Job. Copy the lines of the material below word for word, starting at the line containing "Patent image size: (1033, 1333)." and ending at the line containing "The troughs 7 is at (605, 220).", with both of those lines included.

Extracted information.
==============================
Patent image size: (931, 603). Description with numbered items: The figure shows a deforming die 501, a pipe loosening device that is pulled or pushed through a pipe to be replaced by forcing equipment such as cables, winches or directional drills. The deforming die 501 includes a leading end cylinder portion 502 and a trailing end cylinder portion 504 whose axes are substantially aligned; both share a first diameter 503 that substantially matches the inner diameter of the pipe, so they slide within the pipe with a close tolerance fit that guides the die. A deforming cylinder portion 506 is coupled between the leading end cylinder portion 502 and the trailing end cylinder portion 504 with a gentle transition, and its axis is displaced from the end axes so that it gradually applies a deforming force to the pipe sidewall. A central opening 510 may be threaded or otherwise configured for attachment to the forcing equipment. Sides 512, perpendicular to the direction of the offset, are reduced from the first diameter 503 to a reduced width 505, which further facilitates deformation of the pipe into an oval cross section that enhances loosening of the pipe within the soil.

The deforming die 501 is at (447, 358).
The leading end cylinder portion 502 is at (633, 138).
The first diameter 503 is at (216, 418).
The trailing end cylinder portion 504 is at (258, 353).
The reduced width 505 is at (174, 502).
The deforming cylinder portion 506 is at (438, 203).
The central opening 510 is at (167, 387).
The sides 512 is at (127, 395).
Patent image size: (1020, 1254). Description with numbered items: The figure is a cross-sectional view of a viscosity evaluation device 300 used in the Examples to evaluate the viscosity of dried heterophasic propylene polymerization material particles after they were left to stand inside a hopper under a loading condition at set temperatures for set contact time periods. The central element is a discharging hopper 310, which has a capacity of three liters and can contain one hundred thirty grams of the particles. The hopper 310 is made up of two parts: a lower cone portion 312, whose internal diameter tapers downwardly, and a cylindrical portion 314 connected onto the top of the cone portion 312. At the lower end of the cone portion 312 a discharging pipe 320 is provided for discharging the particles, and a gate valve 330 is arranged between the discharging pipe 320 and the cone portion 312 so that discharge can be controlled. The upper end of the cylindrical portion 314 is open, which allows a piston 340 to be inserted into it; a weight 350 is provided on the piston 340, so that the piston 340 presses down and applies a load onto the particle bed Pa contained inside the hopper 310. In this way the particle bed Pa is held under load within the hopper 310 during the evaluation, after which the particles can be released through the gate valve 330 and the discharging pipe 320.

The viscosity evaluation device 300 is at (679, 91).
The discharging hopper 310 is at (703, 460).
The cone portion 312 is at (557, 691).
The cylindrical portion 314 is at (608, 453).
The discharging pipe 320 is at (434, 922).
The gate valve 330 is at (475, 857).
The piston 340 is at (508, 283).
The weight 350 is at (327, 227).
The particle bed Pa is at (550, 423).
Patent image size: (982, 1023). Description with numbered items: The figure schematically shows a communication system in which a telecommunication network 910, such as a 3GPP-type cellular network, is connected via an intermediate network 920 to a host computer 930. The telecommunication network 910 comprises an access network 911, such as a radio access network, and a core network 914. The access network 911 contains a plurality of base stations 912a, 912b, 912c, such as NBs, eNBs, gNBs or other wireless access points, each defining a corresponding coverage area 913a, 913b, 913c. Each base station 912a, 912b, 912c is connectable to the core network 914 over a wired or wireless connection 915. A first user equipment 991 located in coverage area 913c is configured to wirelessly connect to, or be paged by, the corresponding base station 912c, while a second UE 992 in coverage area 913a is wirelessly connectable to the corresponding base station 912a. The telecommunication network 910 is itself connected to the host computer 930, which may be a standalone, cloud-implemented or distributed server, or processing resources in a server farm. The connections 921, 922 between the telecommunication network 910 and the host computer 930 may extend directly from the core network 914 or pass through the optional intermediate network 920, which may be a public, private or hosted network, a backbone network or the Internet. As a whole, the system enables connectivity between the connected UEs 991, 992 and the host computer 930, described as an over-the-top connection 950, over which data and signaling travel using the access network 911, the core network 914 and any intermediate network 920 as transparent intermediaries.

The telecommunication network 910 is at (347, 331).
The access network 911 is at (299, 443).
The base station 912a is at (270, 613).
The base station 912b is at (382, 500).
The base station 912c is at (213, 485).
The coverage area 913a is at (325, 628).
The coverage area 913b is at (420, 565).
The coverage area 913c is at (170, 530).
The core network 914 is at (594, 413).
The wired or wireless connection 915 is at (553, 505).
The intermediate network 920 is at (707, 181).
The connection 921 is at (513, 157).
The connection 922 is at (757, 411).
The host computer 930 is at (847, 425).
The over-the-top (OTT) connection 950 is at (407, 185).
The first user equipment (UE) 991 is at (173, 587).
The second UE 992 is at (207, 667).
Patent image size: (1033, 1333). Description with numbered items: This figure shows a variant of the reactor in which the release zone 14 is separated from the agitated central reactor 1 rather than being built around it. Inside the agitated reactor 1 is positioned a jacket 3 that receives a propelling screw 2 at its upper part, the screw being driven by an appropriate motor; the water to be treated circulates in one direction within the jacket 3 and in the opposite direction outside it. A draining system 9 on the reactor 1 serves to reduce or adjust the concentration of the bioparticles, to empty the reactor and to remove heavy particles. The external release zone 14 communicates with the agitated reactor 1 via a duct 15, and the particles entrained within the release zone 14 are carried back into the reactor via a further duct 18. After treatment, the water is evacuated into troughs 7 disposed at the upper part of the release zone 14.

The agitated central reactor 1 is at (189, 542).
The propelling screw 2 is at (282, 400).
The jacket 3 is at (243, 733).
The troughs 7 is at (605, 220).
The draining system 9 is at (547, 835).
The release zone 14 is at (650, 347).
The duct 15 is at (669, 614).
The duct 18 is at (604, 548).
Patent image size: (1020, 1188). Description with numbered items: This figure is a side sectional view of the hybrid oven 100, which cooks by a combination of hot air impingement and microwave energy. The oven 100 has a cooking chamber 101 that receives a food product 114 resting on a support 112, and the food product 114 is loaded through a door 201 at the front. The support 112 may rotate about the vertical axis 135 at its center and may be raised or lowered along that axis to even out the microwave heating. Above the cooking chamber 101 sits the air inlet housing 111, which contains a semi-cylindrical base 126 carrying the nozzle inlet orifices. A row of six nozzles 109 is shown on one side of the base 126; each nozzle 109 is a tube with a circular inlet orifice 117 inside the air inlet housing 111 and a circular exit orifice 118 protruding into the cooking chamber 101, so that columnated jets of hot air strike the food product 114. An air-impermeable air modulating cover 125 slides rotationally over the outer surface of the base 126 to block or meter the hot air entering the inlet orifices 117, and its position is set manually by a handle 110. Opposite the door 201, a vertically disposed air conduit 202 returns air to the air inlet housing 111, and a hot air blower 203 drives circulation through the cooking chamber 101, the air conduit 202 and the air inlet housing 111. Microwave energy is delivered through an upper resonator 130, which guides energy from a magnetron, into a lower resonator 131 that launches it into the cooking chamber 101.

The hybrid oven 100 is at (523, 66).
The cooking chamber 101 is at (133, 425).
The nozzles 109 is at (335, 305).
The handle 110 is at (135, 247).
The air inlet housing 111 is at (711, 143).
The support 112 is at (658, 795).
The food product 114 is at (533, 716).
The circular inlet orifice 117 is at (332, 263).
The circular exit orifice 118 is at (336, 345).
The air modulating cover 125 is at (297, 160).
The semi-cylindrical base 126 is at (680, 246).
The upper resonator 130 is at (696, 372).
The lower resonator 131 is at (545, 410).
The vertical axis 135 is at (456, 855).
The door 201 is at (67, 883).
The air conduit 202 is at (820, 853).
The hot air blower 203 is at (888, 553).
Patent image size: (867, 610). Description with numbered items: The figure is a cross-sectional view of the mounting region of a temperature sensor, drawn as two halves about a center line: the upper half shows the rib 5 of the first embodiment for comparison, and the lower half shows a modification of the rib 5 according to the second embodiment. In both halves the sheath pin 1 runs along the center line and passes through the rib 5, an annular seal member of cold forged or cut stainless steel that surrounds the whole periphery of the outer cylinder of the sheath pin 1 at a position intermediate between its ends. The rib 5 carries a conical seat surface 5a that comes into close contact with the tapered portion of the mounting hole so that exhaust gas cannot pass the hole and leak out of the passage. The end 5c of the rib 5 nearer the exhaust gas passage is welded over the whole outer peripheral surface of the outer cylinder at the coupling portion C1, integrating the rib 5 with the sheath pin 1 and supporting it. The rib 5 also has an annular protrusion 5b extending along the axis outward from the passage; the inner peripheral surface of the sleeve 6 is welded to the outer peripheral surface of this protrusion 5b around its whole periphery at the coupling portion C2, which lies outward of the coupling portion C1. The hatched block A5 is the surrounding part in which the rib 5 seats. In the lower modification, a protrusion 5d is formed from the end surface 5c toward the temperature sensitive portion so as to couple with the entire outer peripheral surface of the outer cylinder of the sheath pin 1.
==============================
Answer for this exercise.
Patent image size: (1033, 1333). Description with numbered items: This figure shows a variant of the reactor in which the release zone 14 is separated from the agitated central reactor 1 rather than being built around it. Inside the agitated reactor 1 is positioned a jacket 3 that receives a propelling screw 2 at its upper part, the screw being driven by an appropriate motor; the water to be treated circulates in one direction within the jacket 3 and in the opposite direction outside it. A draining system 9 on the reactor 1 serves to reduce or adjust the concentration of the bioparticles, to empty the reactor and to remove heavy particles. The external release zone 14 communicates with the agitated reactor 1 via a duct 15, and the particles entrained within the release zone 14 are carried back into the reactor via a further duct 18. After treatment, the water is evacuated into troughs 7 disposed at the upper part of the release zone 14.

The agitated central reactor 1 is at (189, 542).
The propelling screw 2 is at (282, 400).
The jacket 3 is at (243, 733).
The troughs 7 is at (605, 220).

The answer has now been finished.